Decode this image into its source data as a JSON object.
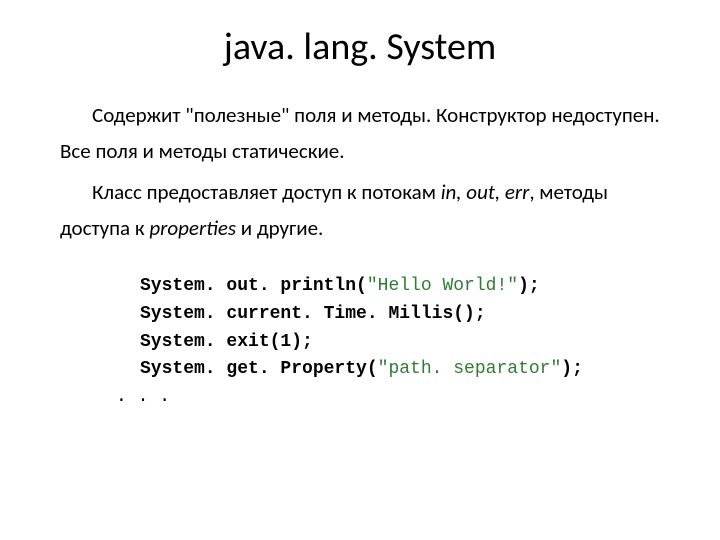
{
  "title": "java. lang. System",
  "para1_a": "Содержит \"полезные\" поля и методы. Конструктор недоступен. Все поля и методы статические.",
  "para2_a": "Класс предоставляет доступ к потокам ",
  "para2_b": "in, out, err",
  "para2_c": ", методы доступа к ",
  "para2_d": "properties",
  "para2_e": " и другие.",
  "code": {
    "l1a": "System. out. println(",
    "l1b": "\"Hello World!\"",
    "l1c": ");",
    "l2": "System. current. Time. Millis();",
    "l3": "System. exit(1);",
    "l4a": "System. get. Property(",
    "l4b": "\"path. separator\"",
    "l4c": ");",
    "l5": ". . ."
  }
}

### Your task
Reproduce all the entries that precede this task, word for word, minus any pictures.

### Solution to this task
Decode this image into its source data as a JSON object.
{
  "title": "java. lang. System",
  "para1_a": "Содержит \"полезные\" поля и методы. Конструктор недоступен. Все поля и методы статические.",
  "para2_a": "Класс предоставляет доступ к потокам ",
  "para2_b": "in, out, err",
  "para2_c": ", методы доступа к ",
  "para2_d": "properties",
  "para2_e": " и другие.",
  "code": {
    "l1a": "System. out. println(",
    "l1b": "\"Hello World!\"",
    "l1c": ");",
    "l2": "System. current. Time. Millis();",
    "l3": "System. exit(1);",
    "l4a": "System. get. Property(",
    "l4b": "\"path. separator\"",
    "l4c": ");",
    "l5": ". . ."
  }
}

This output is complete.